Data extract:
[START]

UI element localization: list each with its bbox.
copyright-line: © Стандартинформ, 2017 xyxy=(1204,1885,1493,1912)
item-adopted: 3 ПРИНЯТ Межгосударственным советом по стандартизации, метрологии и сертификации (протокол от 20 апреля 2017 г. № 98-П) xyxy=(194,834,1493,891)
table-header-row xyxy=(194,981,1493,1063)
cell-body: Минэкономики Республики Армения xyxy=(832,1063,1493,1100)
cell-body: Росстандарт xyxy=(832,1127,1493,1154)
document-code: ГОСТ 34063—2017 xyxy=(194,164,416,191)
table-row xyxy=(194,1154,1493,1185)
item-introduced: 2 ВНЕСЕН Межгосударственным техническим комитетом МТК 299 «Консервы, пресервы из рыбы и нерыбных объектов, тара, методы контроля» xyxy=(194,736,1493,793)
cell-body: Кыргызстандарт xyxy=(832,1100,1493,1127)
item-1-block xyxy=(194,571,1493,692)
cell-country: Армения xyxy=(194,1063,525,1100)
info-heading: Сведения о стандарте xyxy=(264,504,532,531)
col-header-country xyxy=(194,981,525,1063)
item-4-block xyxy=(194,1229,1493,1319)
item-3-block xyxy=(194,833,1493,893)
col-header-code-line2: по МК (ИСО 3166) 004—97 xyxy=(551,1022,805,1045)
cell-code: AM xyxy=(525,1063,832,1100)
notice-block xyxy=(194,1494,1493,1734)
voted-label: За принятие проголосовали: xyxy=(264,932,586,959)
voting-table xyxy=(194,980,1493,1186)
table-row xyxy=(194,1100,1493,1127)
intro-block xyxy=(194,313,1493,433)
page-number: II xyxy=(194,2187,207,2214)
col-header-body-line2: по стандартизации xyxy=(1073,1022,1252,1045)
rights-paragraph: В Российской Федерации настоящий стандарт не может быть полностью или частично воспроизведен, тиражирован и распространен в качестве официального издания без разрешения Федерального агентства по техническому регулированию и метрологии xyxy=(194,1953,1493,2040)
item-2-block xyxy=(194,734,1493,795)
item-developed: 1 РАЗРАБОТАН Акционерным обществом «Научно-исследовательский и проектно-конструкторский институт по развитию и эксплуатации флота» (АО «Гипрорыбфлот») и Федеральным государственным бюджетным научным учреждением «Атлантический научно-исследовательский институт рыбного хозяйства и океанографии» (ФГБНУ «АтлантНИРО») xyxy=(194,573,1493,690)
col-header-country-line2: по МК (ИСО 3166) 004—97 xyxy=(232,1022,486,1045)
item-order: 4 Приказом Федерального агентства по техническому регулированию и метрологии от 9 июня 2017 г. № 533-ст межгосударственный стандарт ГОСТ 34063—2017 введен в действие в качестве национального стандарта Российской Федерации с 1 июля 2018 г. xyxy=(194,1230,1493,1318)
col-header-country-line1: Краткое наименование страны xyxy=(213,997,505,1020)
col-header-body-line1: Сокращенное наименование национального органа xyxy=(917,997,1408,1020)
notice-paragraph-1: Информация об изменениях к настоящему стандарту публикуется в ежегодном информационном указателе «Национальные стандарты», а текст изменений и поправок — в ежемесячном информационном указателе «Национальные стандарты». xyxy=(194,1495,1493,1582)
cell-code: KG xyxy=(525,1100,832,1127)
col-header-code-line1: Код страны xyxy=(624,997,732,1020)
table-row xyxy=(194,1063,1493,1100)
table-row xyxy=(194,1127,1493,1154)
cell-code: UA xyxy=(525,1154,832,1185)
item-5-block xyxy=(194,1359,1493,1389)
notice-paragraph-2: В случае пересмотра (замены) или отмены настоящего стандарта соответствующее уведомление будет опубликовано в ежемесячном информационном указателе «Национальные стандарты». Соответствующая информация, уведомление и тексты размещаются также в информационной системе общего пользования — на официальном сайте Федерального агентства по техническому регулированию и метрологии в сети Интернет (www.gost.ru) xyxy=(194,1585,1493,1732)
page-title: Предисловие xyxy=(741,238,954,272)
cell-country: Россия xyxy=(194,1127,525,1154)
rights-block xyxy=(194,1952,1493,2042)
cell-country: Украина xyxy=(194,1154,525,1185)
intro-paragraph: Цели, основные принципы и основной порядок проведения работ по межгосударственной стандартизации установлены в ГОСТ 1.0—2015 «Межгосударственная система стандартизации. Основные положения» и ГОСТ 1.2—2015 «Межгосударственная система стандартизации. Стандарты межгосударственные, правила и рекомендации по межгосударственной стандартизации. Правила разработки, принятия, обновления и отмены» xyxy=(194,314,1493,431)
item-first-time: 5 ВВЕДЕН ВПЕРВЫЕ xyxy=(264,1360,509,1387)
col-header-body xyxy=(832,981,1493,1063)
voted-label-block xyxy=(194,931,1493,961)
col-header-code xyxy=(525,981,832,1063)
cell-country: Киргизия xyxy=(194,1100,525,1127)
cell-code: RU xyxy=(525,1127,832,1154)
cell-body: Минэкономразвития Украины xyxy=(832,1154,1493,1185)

[END]

Goal:
Rewrite the part of the data that starts at its beginning and ends with the line containing "copyright-line: © Стандартинформ, 2017", swapping "bbox" for "bounding box" and leaving everything else unchanged.

The solution:
UI element localization: list each with its bounding box.
copyright-line: © Стандартинформ, 2017 xyxy=(1204,1885,1493,1912)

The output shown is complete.